■ **What the task asks**: Copy out the entries below precisely; nothing is to be omitted.

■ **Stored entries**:
**********
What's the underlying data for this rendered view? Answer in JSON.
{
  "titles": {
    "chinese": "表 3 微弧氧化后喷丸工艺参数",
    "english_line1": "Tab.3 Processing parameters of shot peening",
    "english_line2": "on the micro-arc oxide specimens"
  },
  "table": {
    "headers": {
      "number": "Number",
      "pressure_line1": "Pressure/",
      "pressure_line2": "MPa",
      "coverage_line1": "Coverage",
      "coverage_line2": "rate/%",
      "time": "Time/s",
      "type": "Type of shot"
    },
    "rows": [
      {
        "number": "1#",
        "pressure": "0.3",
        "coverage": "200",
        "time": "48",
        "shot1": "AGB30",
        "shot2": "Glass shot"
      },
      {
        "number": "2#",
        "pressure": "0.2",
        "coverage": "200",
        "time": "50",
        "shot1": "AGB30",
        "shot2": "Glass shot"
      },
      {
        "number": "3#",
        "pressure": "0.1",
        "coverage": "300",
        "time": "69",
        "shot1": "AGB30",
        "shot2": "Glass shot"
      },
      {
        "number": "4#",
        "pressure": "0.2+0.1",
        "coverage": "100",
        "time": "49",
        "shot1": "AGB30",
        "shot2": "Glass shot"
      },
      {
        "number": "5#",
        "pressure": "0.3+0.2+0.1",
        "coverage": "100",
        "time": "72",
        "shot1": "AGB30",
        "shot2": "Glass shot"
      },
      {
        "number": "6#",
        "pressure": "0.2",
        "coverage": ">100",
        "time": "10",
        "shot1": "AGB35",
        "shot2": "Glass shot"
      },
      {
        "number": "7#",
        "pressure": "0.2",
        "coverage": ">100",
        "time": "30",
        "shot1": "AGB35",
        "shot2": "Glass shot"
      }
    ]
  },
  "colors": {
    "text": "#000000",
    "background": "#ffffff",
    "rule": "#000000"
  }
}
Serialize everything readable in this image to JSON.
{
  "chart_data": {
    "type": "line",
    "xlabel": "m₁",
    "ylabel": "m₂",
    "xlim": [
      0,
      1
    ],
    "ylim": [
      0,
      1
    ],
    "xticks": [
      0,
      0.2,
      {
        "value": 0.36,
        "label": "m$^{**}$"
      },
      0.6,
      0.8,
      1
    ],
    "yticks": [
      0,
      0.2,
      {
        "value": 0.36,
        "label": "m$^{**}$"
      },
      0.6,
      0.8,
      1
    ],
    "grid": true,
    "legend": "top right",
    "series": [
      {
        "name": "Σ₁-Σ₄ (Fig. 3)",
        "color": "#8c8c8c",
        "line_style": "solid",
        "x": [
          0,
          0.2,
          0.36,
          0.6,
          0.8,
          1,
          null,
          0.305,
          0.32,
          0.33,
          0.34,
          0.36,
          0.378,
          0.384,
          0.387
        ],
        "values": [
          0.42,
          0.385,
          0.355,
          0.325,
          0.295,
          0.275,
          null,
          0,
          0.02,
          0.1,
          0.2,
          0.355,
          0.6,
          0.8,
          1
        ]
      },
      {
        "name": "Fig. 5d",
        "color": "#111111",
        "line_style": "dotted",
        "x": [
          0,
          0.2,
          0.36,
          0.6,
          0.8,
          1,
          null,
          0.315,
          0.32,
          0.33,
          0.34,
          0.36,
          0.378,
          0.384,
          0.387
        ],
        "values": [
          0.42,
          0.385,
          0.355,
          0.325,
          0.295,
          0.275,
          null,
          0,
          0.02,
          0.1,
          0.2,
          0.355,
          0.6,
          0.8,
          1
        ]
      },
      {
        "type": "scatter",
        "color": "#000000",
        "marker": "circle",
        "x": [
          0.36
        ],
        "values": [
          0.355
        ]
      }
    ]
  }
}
**********
■ **Response to this task**:
What's the underlying data for this rendered view? Answer in JSON.
{
  "titles": {
    "chinese": "表 3 微弧氧化后喷丸工艺参数",
    "english_line1": "Tab.3 Processing parameters of shot peening",
    "english_line2": "on the micro-arc oxide specimens"
  },
  "table": {
    "headers": {
      "number": "Number",
      "pressure_line1": "Pressure/",
      "pressure_line2": "MPa",
      "coverage_line1": "Coverage",
      "coverage_line2": "rate/%",
      "time": "Time/s",
      "type": "Type of shot"
    },
    "rows": [
      {
        "number": "1#",
        "pressure": "0.3",
        "coverage": "200",
        "time": "48",
        "shot1": "AGB30",
        "shot2": "Glass shot"
      },
      {
        "number": "2#",
        "pressure": "0.2",
        "coverage": "200",
        "time": "50",
        "shot1": "AGB30",
        "shot2": "Glass shot"
      },
      {
        "number": "3#",
        "pressure": "0.1",
        "coverage": "300",
        "time": "69",
        "shot1": "AGB30",
        "shot2": "Glass shot"
      },
      {
        "number": "4#",
        "pressure": "0.2+0.1",
        "coverage": "100",
        "time": "49",
        "shot1": "AGB30",
        "shot2": "Glass shot"
      },
      {
        "number": "5#",
        "pressure": "0.3+0.2+0.1",
        "coverage": "100",
        "time": "72",
        "shot1": "AGB30",
        "shot2": "Glass shot"
      },
      {
        "number": "6#",
        "pressure": "0.2",
        "coverage": ">100",
        "time": "10",
        "shot1": "AGB35",
        "shot2": "Glass shot"
      },
      {
        "number": "7#",
        "pressure": "0.2",
        "coverage": ">100",
        "time": "30",
        "shot1": "AGB35",
        "shot2": "Glass shot"
      }
    ]
  },
  "colors": {
    "text": "#000000",
    "background": "#ffffff",
    "rule": "#000000"
  }
}
Serialize everything readable in this image to JSON.
{
  "chart_data": {
    "type": "line",
    "xlabel": "m₁",
    "ylabel": "m₂",
    "xlim": [
      0,
      1
    ],
    "ylim": [
      0,
      1
    ],
    "xticks": [
      0,
      0.2,
      {
        "value": 0.36,
        "label": "m$^{**}$"
      },
      0.6,
      0.8,
      1
    ],
    "yticks": [
      0,
      0.2,
      {
        "value": 0.36,
        "label": "m$^{**}$"
      },
      0.6,
      0.8,
      1
    ],
    "grid": true,
    "legend": "top right",
    "series": [
      {
        "name": "Σ₁-Σ₄ (Fig. 3)",
        "color": "#8c8c8c",
        "line_style": "solid",
        "x": [
          0,
          0.2,
          0.36,
          0.6,
          0.8,
          1,
          null,
          0.305,
          0.32,
          0.33,
          0.34,
          0.36,
          0.378,
          0.384,
          0.387
        ],
        "values": [
          0.42,
          0.385,
          0.355,
          0.325,
          0.295,
          0.275,
          null,
          0,
          0.02,
          0.1,
          0.2,
          0.355,
          0.6,
          0.8,
          1
        ]
      },
      {
        "name": "Fig. 5d",
        "color": "#111111",
        "line_style": "dotted",
        "x": [
          0,
          0.2,
          0.36,
          0.6,
          0.8,
          1,
          null,
          0.315,
          0.32,
          0.33,
          0.34,
          0.36,
          0.378,
          0.384,
          0.387
        ],
        "values": [
          0.42,
          0.385,
          0.355,
          0.325,
          0.295,
          0.275,
          null,
          0,
          0.02,
          0.1,
          0.2,
          0.355,
          0.6,
          0.8,
          1
        ]
      },
      {
        "type": "scatter",
        "color": "#000000",
        "marker": "circle",
        "x": [
          0.36
        ],
        "values": [
          0.355
        ]
      }
    ]
  }
}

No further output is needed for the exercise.